-- start INPUT FOR THIS TASK --

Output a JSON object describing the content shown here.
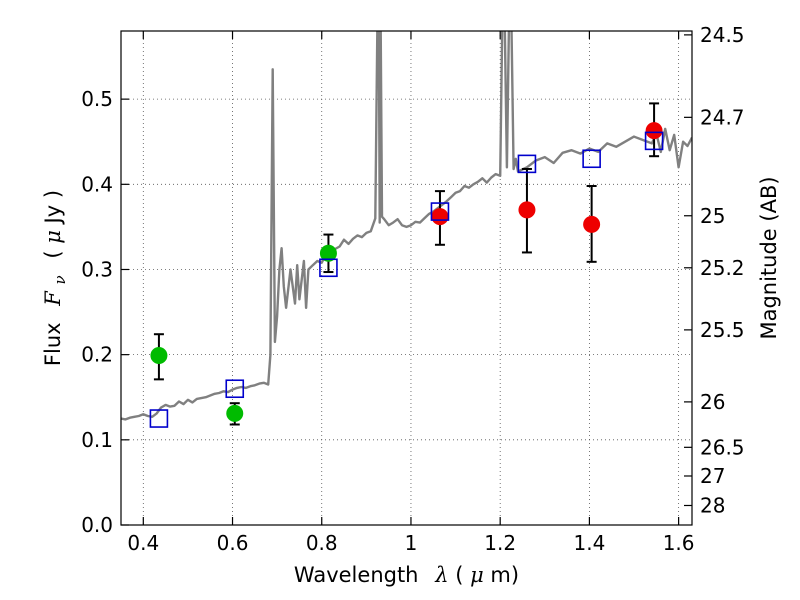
{
  "chart_data": {
    "type": "scatter",
    "title": "",
    "xlabel": {
      "prefix": "Wavelength",
      "symbol": "λ",
      "unit_open": " (",
      "unit_mu": "μ",
      "unit_close": "m)"
    },
    "ylabel": {
      "prefix": "Flux",
      "symbol_F": "F",
      "symbol_sub": "ν",
      "unit_open": "( ",
      "unit_mu": "μ",
      "unit_close": "Jy )"
    },
    "y2label": "Magnitude (AB)",
    "xlim": [
      0.35,
      1.63
    ],
    "ylim": [
      0.0,
      0.58
    ],
    "grid": true,
    "x_ticks": [
      0.4,
      0.6,
      0.8,
      1.0,
      1.2,
      1.4,
      1.6
    ],
    "x_tick_labels": [
      "0.4",
      "0.6",
      "0.8",
      "1",
      "1.2",
      "1.4",
      "1.6"
    ],
    "y_ticks": [
      0.0,
      0.1,
      0.2,
      0.3,
      0.4,
      0.5
    ],
    "y_tick_labels": [
      "0.0",
      "0.1",
      "0.2",
      "0.3",
      "0.4",
      "0.5"
    ],
    "y2_ticks": [
      {
        "label": "24.5",
        "mag": 24.5
      },
      {
        "label": "24.7",
        "mag": 24.7
      },
      {
        "label": "25",
        "mag": 25.0
      },
      {
        "label": "25.2",
        "mag": 25.2
      },
      {
        "label": "25.5",
        "mag": 25.5
      },
      {
        "label": "26",
        "mag": 26.0
      },
      {
        "label": "26.5",
        "mag": 26.5
      },
      {
        "label": "27",
        "mag": 27.0
      },
      {
        "label": "28",
        "mag": 28.0
      }
    ],
    "colors": {
      "model": "#808080",
      "green_points": "#00bb00",
      "red_points": "#ee0000",
      "squares": "#0000cc",
      "errorbars": "#000000",
      "grid": "#555555"
    },
    "model_spectrum": {
      "x": [
        0.35,
        0.36,
        0.37,
        0.38,
        0.39,
        0.4,
        0.41,
        0.42,
        0.43,
        0.44,
        0.45,
        0.46,
        0.47,
        0.48,
        0.49,
        0.5,
        0.51,
        0.52,
        0.53,
        0.54,
        0.55,
        0.56,
        0.57,
        0.58,
        0.59,
        0.6,
        0.61,
        0.62,
        0.63,
        0.64,
        0.65,
        0.66,
        0.67,
        0.68,
        0.685,
        0.69,
        0.695,
        0.7,
        0.705,
        0.71,
        0.715,
        0.72,
        0.73,
        0.74,
        0.745,
        0.75,
        0.76,
        0.765,
        0.77,
        0.78,
        0.79,
        0.8,
        0.81,
        0.82,
        0.83,
        0.84,
        0.85,
        0.86,
        0.87,
        0.88,
        0.89,
        0.9,
        0.91,
        0.92,
        0.925,
        0.928,
        0.93,
        0.932,
        0.935,
        0.94,
        0.95,
        0.96,
        0.97,
        0.98,
        0.99,
        1.0,
        1.01,
        1.02,
        1.03,
        1.04,
        1.05,
        1.06,
        1.07,
        1.08,
        1.09,
        1.1,
        1.11,
        1.12,
        1.13,
        1.14,
        1.15,
        1.16,
        1.17,
        1.18,
        1.19,
        1.2,
        1.205,
        1.21,
        1.215,
        1.22,
        1.225,
        1.23,
        1.235,
        1.24,
        1.26,
        1.28,
        1.3,
        1.32,
        1.34,
        1.36,
        1.38,
        1.4,
        1.42,
        1.44,
        1.46,
        1.48,
        1.5,
        1.52,
        1.54,
        1.55,
        1.56,
        1.57,
        1.58,
        1.59,
        1.6,
        1.61,
        1.62,
        1.63
      ],
      "y": [
        0.125,
        0.124,
        0.126,
        0.127,
        0.128,
        0.13,
        0.128,
        0.127,
        0.131,
        0.138,
        0.141,
        0.139,
        0.14,
        0.145,
        0.142,
        0.147,
        0.144,
        0.148,
        0.149,
        0.15,
        0.152,
        0.154,
        0.155,
        0.157,
        0.156,
        0.159,
        0.161,
        0.162,
        0.161,
        0.163,
        0.164,
        0.166,
        0.167,
        0.165,
        0.2,
        0.535,
        0.215,
        0.245,
        0.3,
        0.325,
        0.28,
        0.255,
        0.3,
        0.26,
        0.305,
        0.265,
        0.31,
        0.255,
        0.3,
        0.305,
        0.31,
        0.308,
        0.318,
        0.32,
        0.324,
        0.327,
        0.335,
        0.33,
        0.336,
        0.34,
        0.338,
        0.343,
        0.345,
        0.36,
        0.6,
        0.6,
        0.355,
        0.6,
        0.362,
        0.359,
        0.352,
        0.355,
        0.359,
        0.352,
        0.35,
        0.352,
        0.356,
        0.355,
        0.36,
        0.365,
        0.368,
        0.372,
        0.376,
        0.38,
        0.385,
        0.39,
        0.392,
        0.398,
        0.396,
        0.4,
        0.403,
        0.407,
        0.402,
        0.408,
        0.412,
        0.41,
        0.6,
        0.6,
        0.42,
        0.6,
        0.6,
        0.418,
        0.43,
        0.415,
        0.42,
        0.428,
        0.432,
        0.425,
        0.437,
        0.44,
        0.436,
        0.442,
        0.438,
        0.448,
        0.444,
        0.45,
        0.456,
        0.452,
        0.448,
        0.46,
        0.438,
        0.465,
        0.44,
        0.458,
        0.42,
        0.45,
        0.445,
        0.455
      ]
    },
    "series": [
      {
        "marker": "circle",
        "color": "#00bb00",
        "x": [
          0.435,
          0.605,
          0.815
        ],
        "y": [
          0.199,
          0.131,
          0.319
        ],
        "yerr_low": [
          0.028,
          0.013,
          0.022
        ],
        "yerr_high": [
          0.025,
          0.012,
          0.022
        ]
      },
      {
        "marker": "circle",
        "color": "#ee0000",
        "x": [
          1.065,
          1.26,
          1.405,
          1.545
        ],
        "y": [
          0.362,
          0.37,
          0.353,
          0.463
        ],
        "yerr_low": [
          0.033,
          0.05,
          0.044,
          0.03
        ],
        "yerr_high": [
          0.03,
          0.048,
          0.045,
          0.032
        ]
      },
      {
        "marker": "square",
        "color": "#0000cc",
        "x": [
          0.435,
          0.605,
          0.815,
          1.065,
          1.26,
          1.405,
          1.545
        ],
        "y": [
          0.125,
          0.16,
          0.302,
          0.368,
          0.424,
          0.43,
          0.451
        ]
      }
    ]
  }
}
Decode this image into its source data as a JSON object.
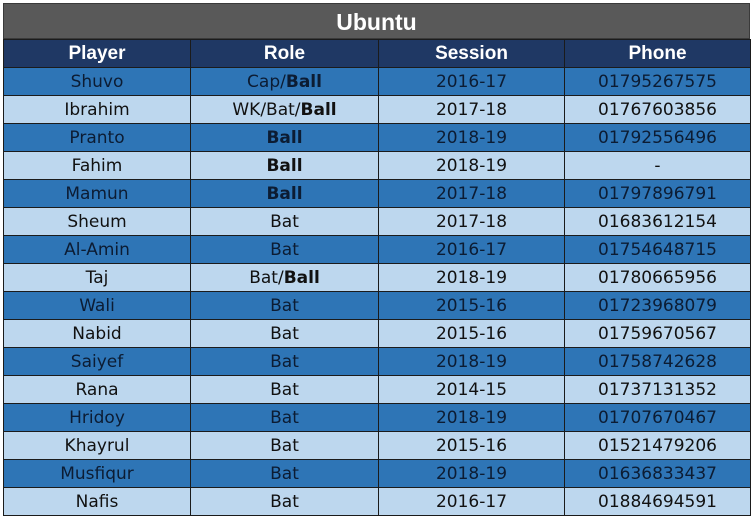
{
  "title": "Ubuntu",
  "headers": [
    "Player",
    "Role",
    "Session",
    "Phone"
  ],
  "colors": {
    "title_bg": "#595959",
    "header_bg": "#1f3864",
    "row_dark": "#2e75b6",
    "row_light": "#bdd7ee"
  },
  "rows": [
    {
      "player": "Shuvo",
      "role": [
        {
          "t": "Cap/",
          "b": false
        },
        {
          "t": "Ball",
          "b": true
        }
      ],
      "session": "2016-17",
      "phone": "01795267575"
    },
    {
      "player": "Ibrahim",
      "role": [
        {
          "t": "WK/Bat/",
          "b": false
        },
        {
          "t": "Ball",
          "b": true
        }
      ],
      "session": "2017-18",
      "phone": "01767603856"
    },
    {
      "player": "Pranto",
      "role": [
        {
          "t": "Ball",
          "b": true
        }
      ],
      "session": "2018-19",
      "phone": "01792556496"
    },
    {
      "player": "Fahim",
      "role": [
        {
          "t": "Ball",
          "b": true
        }
      ],
      "session": "2018-19",
      "phone": "-"
    },
    {
      "player": "Mamun",
      "role": [
        {
          "t": "Ball",
          "b": true
        }
      ],
      "session": "2017-18",
      "phone": "01797896791"
    },
    {
      "player": "Sheum",
      "role": [
        {
          "t": "Bat",
          "b": false
        }
      ],
      "session": "2017-18",
      "phone": "01683612154"
    },
    {
      "player": "Al-Amin",
      "role": [
        {
          "t": "Bat",
          "b": false
        }
      ],
      "session": "2016-17",
      "phone": "01754648715"
    },
    {
      "player": "Taj",
      "role": [
        {
          "t": "Bat/",
          "b": false
        },
        {
          "t": "Ball",
          "b": true
        }
      ],
      "session": "2018-19",
      "phone": "01780665956"
    },
    {
      "player": "Wali",
      "role": [
        {
          "t": "Bat",
          "b": false
        }
      ],
      "session": "2015-16",
      "phone": "01723968079"
    },
    {
      "player": "Nabid",
      "role": [
        {
          "t": "Bat",
          "b": false
        }
      ],
      "session": "2015-16",
      "phone": "01759670567"
    },
    {
      "player": "Saiyef",
      "role": [
        {
          "t": "Bat",
          "b": false
        }
      ],
      "session": "2018-19",
      "phone": "01758742628"
    },
    {
      "player": "Rana",
      "role": [
        {
          "t": "Bat",
          "b": false
        }
      ],
      "session": "2014-15",
      "phone": "01737131352"
    },
    {
      "player": "Hridoy",
      "role": [
        {
          "t": "Bat",
          "b": false
        }
      ],
      "session": "2018-19",
      "phone": "01707670467"
    },
    {
      "player": "Khayrul",
      "role": [
        {
          "t": "Bat",
          "b": false
        }
      ],
      "session": "2015-16",
      "phone": "01521479206"
    },
    {
      "player": "Musfiqur",
      "role": [
        {
          "t": "Bat",
          "b": false
        }
      ],
      "session": "2018-19",
      "phone": "01636833437"
    },
    {
      "player": "Nafis",
      "role": [
        {
          "t": "Bat",
          "b": false
        }
      ],
      "session": "2016-17",
      "phone": "01884694591"
    }
  ]
}
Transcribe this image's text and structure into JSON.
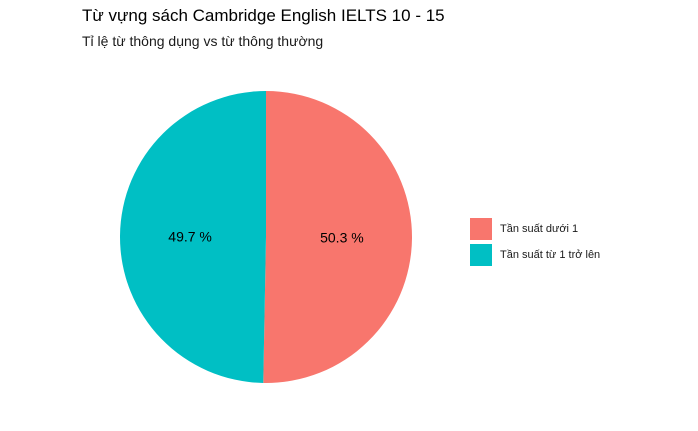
{
  "chart_data": {
    "type": "pie",
    "title": "Từ vựng sách Cambridge English IELTS 10 - 15",
    "subtitle": "Tỉ lệ từ thông dụng vs từ thông thường",
    "slices": [
      {
        "label": "Tần suất dưới 1",
        "value": 50.3,
        "display": "50.3 %",
        "color": "#F8766D"
      },
      {
        "label": "Tần suất từ 1 trở lên",
        "value": 49.7,
        "display": "49.7 %",
        "color": "#00BFC4"
      }
    ],
    "legend_position": "right"
  }
}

-- end INPUT FOR THIS TASK --

Only the lines from the one containing "Transcribe this image's" through the last line of the entries above belong in the copy; reproduce them exactly and drop every picture.

- **OUTPUT BELOW**:
Transcribe this image's text and structure into JSON.
{
  "chart_data": {
    "type": "pie",
    "title": "Từ vựng sách Cambridge English IELTS 10 - 15",
    "subtitle": "Tỉ lệ từ thông dụng vs từ thông thường",
    "slices": [
      {
        "label": "Tần suất dưới 1",
        "value": 50.3,
        "display": "50.3 %",
        "color": "#F8766D"
      },
      {
        "label": "Tần suất từ 1 trở lên",
        "value": 49.7,
        "display": "49.7 %",
        "color": "#00BFC4"
      }
    ],
    "legend_position": "right"
  }
}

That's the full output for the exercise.